### Provided material ###

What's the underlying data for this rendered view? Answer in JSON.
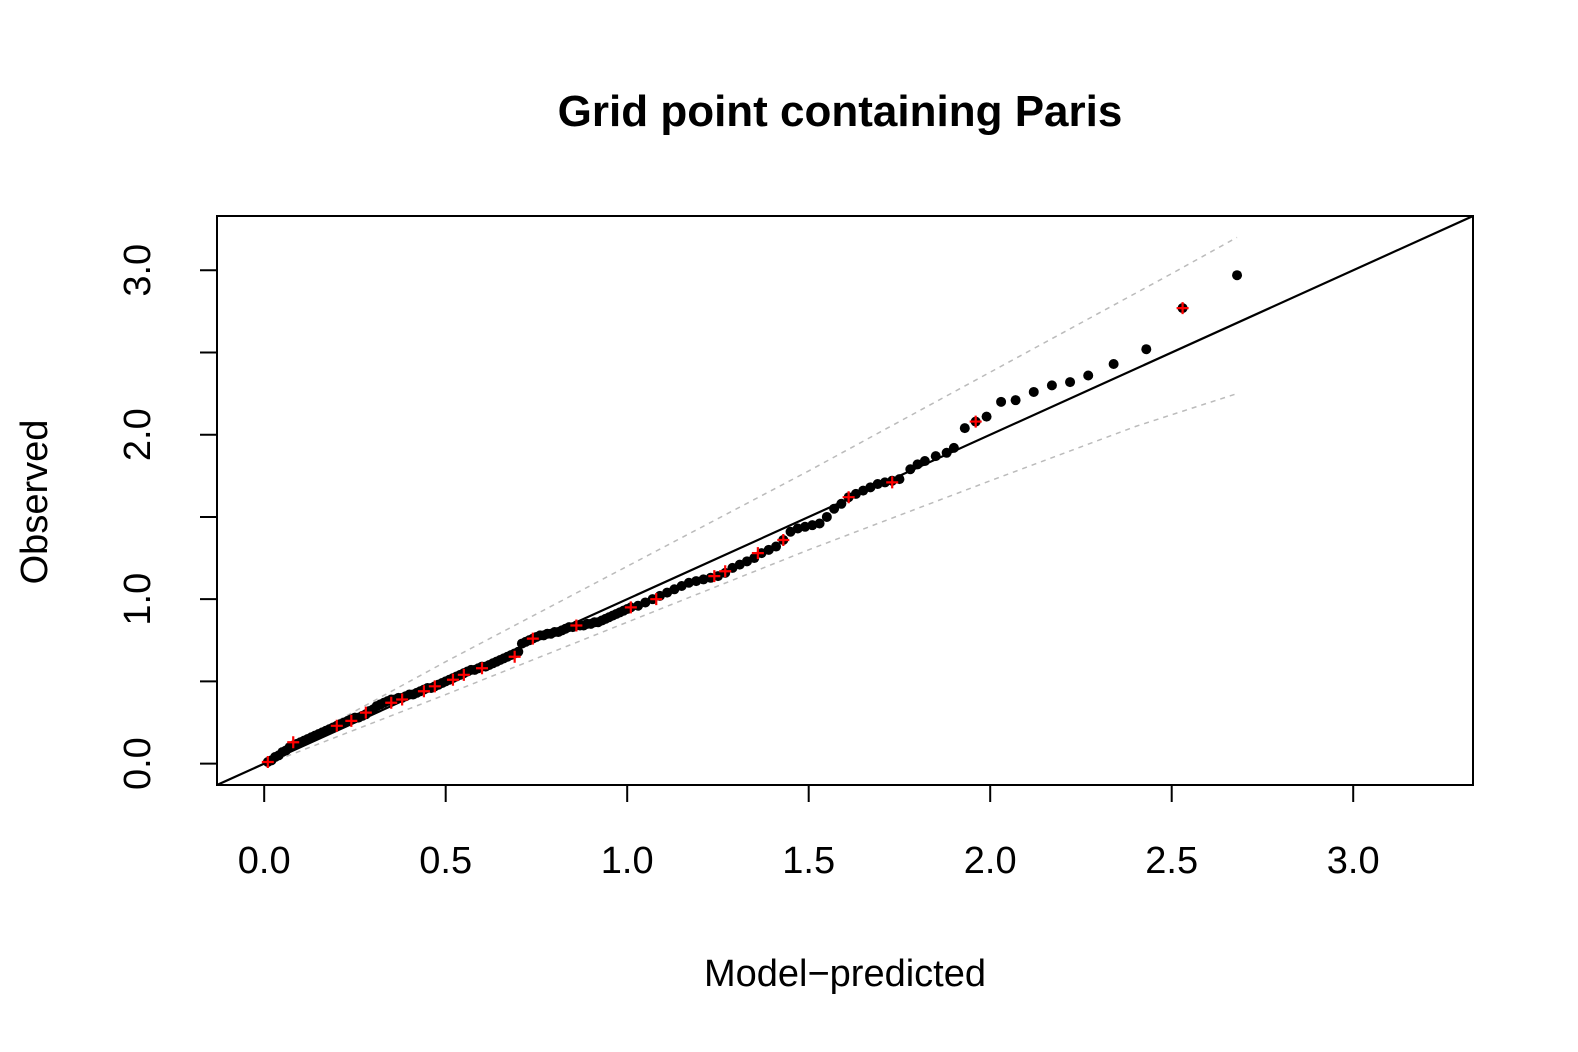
{
  "chart_data": {
    "type": "scatter",
    "title": "Grid point containing Paris",
    "xlabel": "Model−predicted",
    "ylabel": "Observed",
    "xlim": [
      -0.13,
      3.33
    ],
    "ylim": [
      -0.13,
      3.33
    ],
    "x_ticks": [
      0.0,
      0.5,
      1.0,
      1.5,
      2.0,
      2.5,
      3.0
    ],
    "x_tick_labels": [
      "0.0",
      "0.5",
      "1.0",
      "1.5",
      "2.0",
      "2.5",
      "3.0"
    ],
    "y_ticks": [
      0.0,
      0.5,
      1.0,
      1.5,
      2.0,
      2.5,
      3.0
    ],
    "y_tick_labels": [
      "0.0",
      "1.0",
      "2.0",
      "3.0"
    ],
    "y_label_ticks": [
      0.0,
      1.0,
      2.0,
      3.0
    ],
    "grid": false,
    "reference_line": {
      "slope": 1,
      "intercept": 0
    },
    "series": [
      {
        "marker": "dot",
        "color": "#000000",
        "points": [
          [
            0.01,
            0.01
          ],
          [
            0.02,
            0.02
          ],
          [
            0.03,
            0.04
          ],
          [
            0.04,
            0.05
          ],
          [
            0.05,
            0.07
          ],
          [
            0.06,
            0.08
          ],
          [
            0.07,
            0.1
          ],
          [
            0.08,
            0.11
          ],
          [
            0.09,
            0.12
          ],
          [
            0.1,
            0.13
          ],
          [
            0.11,
            0.14
          ],
          [
            0.12,
            0.15
          ],
          [
            0.13,
            0.16
          ],
          [
            0.14,
            0.17
          ],
          [
            0.15,
            0.18
          ],
          [
            0.16,
            0.19
          ],
          [
            0.17,
            0.2
          ],
          [
            0.18,
            0.21
          ],
          [
            0.19,
            0.22
          ],
          [
            0.2,
            0.23
          ],
          [
            0.21,
            0.24
          ],
          [
            0.22,
            0.25
          ],
          [
            0.23,
            0.26
          ],
          [
            0.24,
            0.27
          ],
          [
            0.25,
            0.28
          ],
          [
            0.26,
            0.28
          ],
          [
            0.27,
            0.29
          ],
          [
            0.28,
            0.3
          ],
          [
            0.29,
            0.32
          ],
          [
            0.3,
            0.33
          ],
          [
            0.31,
            0.35
          ],
          [
            0.32,
            0.36
          ],
          [
            0.33,
            0.37
          ],
          [
            0.34,
            0.38
          ],
          [
            0.35,
            0.39
          ],
          [
            0.36,
            0.39
          ],
          [
            0.37,
            0.4
          ],
          [
            0.38,
            0.4
          ],
          [
            0.39,
            0.41
          ],
          [
            0.4,
            0.42
          ],
          [
            0.41,
            0.42
          ],
          [
            0.42,
            0.43
          ],
          [
            0.43,
            0.44
          ],
          [
            0.44,
            0.45
          ],
          [
            0.45,
            0.46
          ],
          [
            0.46,
            0.46
          ],
          [
            0.47,
            0.47
          ],
          [
            0.48,
            0.48
          ],
          [
            0.49,
            0.49
          ],
          [
            0.5,
            0.5
          ],
          [
            0.51,
            0.51
          ],
          [
            0.52,
            0.52
          ],
          [
            0.53,
            0.53
          ],
          [
            0.54,
            0.54
          ],
          [
            0.55,
            0.55
          ],
          [
            0.56,
            0.56
          ],
          [
            0.57,
            0.57
          ],
          [
            0.58,
            0.57
          ],
          [
            0.59,
            0.58
          ],
          [
            0.6,
            0.59
          ],
          [
            0.61,
            0.59
          ],
          [
            0.62,
            0.6
          ],
          [
            0.63,
            0.61
          ],
          [
            0.64,
            0.62
          ],
          [
            0.65,
            0.63
          ],
          [
            0.66,
            0.64
          ],
          [
            0.67,
            0.65
          ],
          [
            0.68,
            0.66
          ],
          [
            0.69,
            0.67
          ],
          [
            0.7,
            0.68
          ],
          [
            0.71,
            0.73
          ],
          [
            0.72,
            0.74
          ],
          [
            0.73,
            0.75
          ],
          [
            0.74,
            0.76
          ],
          [
            0.75,
            0.77
          ],
          [
            0.76,
            0.78
          ],
          [
            0.77,
            0.78
          ],
          [
            0.78,
            0.79
          ],
          [
            0.79,
            0.79
          ],
          [
            0.8,
            0.8
          ],
          [
            0.81,
            0.8
          ],
          [
            0.82,
            0.81
          ],
          [
            0.83,
            0.82
          ],
          [
            0.84,
            0.83
          ],
          [
            0.85,
            0.83
          ],
          [
            0.86,
            0.84
          ],
          [
            0.87,
            0.84
          ],
          [
            0.88,
            0.84
          ],
          [
            0.89,
            0.85
          ],
          [
            0.9,
            0.85
          ],
          [
            0.91,
            0.86
          ],
          [
            0.92,
            0.86
          ],
          [
            0.93,
            0.87
          ],
          [
            0.94,
            0.88
          ],
          [
            0.95,
            0.89
          ],
          [
            0.96,
            0.9
          ],
          [
            0.97,
            0.91
          ],
          [
            0.98,
            0.92
          ],
          [
            0.99,
            0.93
          ],
          [
            1.0,
            0.94
          ],
          [
            1.01,
            0.95
          ],
          [
            1.03,
            0.96
          ],
          [
            1.05,
            0.98
          ],
          [
            1.07,
            1.0
          ],
          [
            1.09,
            1.02
          ],
          [
            1.11,
            1.04
          ],
          [
            1.13,
            1.06
          ],
          [
            1.15,
            1.08
          ],
          [
            1.17,
            1.1
          ],
          [
            1.19,
            1.11
          ],
          [
            1.21,
            1.12
          ],
          [
            1.23,
            1.13
          ],
          [
            1.25,
            1.14
          ],
          [
            1.27,
            1.16
          ],
          [
            1.29,
            1.19
          ],
          [
            1.31,
            1.21
          ],
          [
            1.33,
            1.23
          ],
          [
            1.35,
            1.25
          ],
          [
            1.37,
            1.28
          ],
          [
            1.39,
            1.3
          ],
          [
            1.41,
            1.32
          ],
          [
            1.43,
            1.36
          ],
          [
            1.45,
            1.41
          ],
          [
            1.47,
            1.43
          ],
          [
            1.49,
            1.44
          ],
          [
            1.51,
            1.45
          ],
          [
            1.53,
            1.46
          ],
          [
            1.55,
            1.5
          ],
          [
            1.57,
            1.55
          ],
          [
            1.59,
            1.58
          ],
          [
            1.61,
            1.62
          ],
          [
            1.63,
            1.64
          ],
          [
            1.65,
            1.66
          ],
          [
            1.67,
            1.68
          ],
          [
            1.69,
            1.7
          ],
          [
            1.71,
            1.71
          ],
          [
            1.73,
            1.72
          ],
          [
            1.75,
            1.73
          ],
          [
            1.78,
            1.79
          ],
          [
            1.8,
            1.82
          ],
          [
            1.82,
            1.84
          ],
          [
            1.85,
            1.87
          ],
          [
            1.88,
            1.89
          ],
          [
            1.9,
            1.92
          ],
          [
            1.93,
            2.04
          ],
          [
            1.96,
            2.08
          ],
          [
            1.99,
            2.11
          ],
          [
            2.03,
            2.2
          ],
          [
            2.07,
            2.21
          ],
          [
            2.12,
            2.26
          ],
          [
            2.17,
            2.3
          ],
          [
            2.22,
            2.32
          ],
          [
            2.27,
            2.36
          ],
          [
            2.34,
            2.43
          ],
          [
            2.43,
            2.52
          ],
          [
            2.53,
            2.77
          ],
          [
            2.68,
            2.97
          ]
        ]
      },
      {
        "marker": "cross",
        "color": "#ff0000",
        "points": [
          [
            0.01,
            0.01
          ],
          [
            0.08,
            0.13
          ],
          [
            0.2,
            0.23
          ],
          [
            0.24,
            0.26
          ],
          [
            0.28,
            0.31
          ],
          [
            0.35,
            0.37
          ],
          [
            0.38,
            0.39
          ],
          [
            0.44,
            0.44
          ],
          [
            0.47,
            0.47
          ],
          [
            0.52,
            0.51
          ],
          [
            0.55,
            0.54
          ],
          [
            0.6,
            0.58
          ],
          [
            0.69,
            0.65
          ],
          [
            0.74,
            0.76
          ],
          [
            0.86,
            0.84
          ],
          [
            1.01,
            0.95
          ],
          [
            1.08,
            1.0
          ],
          [
            1.24,
            1.14
          ],
          [
            1.27,
            1.17
          ],
          [
            1.36,
            1.28
          ],
          [
            1.43,
            1.36
          ],
          [
            1.61,
            1.62
          ],
          [
            1.73,
            1.71
          ],
          [
            1.96,
            2.08
          ],
          [
            2.53,
            2.77
          ]
        ]
      }
    ],
    "envelope": {
      "style": "dashed",
      "color": "#bbbbbb",
      "upper": [
        [
          0.01,
          0.03
        ],
        [
          0.5,
          0.62
        ],
        [
          1.0,
          1.2
        ],
        [
          1.5,
          1.78
        ],
        [
          2.0,
          2.38
        ],
        [
          2.5,
          2.98
        ],
        [
          2.68,
          3.2
        ]
      ],
      "lower": [
        [
          0.01,
          0.0
        ],
        [
          0.5,
          0.42
        ],
        [
          1.0,
          0.86
        ],
        [
          1.5,
          1.3
        ],
        [
          2.0,
          1.72
        ],
        [
          2.4,
          2.05
        ],
        [
          2.68,
          2.25
        ]
      ]
    }
  }
}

###

Challenge » Filter the records, keeping only lines that contain "color", and show those lines.

Output below »
        "color": "#000000",
        "color": "#ff0000",
      "color": "#bbbbbb",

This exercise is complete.